=== What you should do ===
Wherever a line in the data below holds "name", copy that line.

=======

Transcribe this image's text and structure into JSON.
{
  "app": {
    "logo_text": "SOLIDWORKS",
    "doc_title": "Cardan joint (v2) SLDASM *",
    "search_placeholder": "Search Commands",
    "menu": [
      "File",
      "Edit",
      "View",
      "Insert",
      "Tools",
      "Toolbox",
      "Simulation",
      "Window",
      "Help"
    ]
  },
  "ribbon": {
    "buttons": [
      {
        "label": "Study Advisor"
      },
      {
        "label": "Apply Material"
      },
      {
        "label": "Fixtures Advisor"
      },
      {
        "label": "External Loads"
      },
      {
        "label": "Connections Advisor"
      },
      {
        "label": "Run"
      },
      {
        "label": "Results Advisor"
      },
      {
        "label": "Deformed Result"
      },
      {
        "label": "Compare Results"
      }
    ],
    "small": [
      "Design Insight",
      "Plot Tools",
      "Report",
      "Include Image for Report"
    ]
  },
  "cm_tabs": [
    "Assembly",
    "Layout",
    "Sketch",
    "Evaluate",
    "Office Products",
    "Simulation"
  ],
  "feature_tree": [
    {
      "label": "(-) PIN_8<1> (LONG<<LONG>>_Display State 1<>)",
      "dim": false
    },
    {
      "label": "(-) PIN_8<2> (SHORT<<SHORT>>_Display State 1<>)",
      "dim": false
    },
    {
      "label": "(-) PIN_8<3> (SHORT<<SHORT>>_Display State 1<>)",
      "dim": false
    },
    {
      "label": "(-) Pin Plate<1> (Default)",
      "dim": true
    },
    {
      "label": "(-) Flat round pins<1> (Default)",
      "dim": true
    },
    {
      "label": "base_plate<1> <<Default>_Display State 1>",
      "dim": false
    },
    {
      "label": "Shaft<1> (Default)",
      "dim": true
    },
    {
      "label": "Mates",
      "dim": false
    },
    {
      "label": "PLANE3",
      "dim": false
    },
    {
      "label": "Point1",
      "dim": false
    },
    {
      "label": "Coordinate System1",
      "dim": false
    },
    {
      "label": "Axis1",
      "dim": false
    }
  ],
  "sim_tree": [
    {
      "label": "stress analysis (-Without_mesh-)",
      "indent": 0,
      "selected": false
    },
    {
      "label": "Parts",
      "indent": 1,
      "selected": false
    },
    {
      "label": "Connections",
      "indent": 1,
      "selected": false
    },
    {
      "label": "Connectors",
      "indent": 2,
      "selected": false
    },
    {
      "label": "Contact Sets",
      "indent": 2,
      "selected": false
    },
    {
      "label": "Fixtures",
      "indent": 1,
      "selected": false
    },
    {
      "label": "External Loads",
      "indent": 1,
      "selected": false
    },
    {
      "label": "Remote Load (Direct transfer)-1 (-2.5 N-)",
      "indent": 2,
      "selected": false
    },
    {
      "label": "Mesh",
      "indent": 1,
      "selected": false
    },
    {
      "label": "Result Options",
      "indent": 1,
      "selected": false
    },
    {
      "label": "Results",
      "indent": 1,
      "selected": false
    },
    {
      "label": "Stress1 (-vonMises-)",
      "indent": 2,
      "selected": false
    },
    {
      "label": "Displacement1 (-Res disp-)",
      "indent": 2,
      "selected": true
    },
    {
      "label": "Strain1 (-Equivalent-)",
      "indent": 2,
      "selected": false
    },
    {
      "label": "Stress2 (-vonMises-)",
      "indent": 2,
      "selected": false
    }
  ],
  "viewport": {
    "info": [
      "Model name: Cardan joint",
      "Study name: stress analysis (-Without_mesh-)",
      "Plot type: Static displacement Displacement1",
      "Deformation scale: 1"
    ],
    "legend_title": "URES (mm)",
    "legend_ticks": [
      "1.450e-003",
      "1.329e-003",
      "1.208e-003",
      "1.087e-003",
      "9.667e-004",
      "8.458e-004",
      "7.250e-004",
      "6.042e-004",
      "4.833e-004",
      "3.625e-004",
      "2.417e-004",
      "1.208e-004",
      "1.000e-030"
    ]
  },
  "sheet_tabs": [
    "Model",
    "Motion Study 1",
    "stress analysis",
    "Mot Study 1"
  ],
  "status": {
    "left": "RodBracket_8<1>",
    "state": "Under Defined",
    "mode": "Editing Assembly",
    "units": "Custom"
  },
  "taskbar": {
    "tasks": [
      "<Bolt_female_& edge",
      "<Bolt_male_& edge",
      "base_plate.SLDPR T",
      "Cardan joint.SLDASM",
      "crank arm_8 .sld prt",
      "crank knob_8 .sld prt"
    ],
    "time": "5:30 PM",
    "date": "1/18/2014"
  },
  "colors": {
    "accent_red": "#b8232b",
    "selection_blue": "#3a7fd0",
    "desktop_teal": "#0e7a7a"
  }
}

=======

=== Final answer ===
      "Model name: Cardan joint",
      "Study name: stress analysis (-Without_mesh-)",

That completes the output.